▶ [THE EXERCISE]:
Check every line of the entries for "email", and copy the lines that hold it.

Data records
'''
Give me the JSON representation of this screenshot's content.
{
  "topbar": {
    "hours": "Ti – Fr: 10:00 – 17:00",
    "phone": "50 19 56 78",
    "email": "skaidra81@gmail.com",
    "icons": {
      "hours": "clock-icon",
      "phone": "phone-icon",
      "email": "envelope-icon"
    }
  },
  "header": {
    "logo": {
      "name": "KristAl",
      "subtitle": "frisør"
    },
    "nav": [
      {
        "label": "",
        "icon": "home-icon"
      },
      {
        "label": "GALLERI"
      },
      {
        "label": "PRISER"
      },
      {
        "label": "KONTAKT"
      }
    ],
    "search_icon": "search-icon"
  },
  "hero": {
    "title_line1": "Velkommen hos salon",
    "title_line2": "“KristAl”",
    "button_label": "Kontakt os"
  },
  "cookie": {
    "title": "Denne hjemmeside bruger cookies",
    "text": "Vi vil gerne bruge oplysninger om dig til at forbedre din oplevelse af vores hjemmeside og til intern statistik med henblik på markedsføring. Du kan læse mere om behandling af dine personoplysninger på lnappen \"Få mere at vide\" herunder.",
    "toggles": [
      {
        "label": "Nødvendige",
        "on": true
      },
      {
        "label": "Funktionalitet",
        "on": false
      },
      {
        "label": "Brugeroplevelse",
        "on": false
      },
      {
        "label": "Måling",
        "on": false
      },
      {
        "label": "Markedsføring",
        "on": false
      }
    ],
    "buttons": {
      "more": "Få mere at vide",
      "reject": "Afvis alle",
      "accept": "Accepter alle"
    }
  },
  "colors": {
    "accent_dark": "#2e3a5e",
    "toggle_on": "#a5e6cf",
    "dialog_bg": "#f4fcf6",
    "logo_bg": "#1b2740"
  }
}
'''
▶ [REPLY TO THE EXERCISE]:
    "email": "skaidra81@gmail.com",
      "email": "envelope-icon"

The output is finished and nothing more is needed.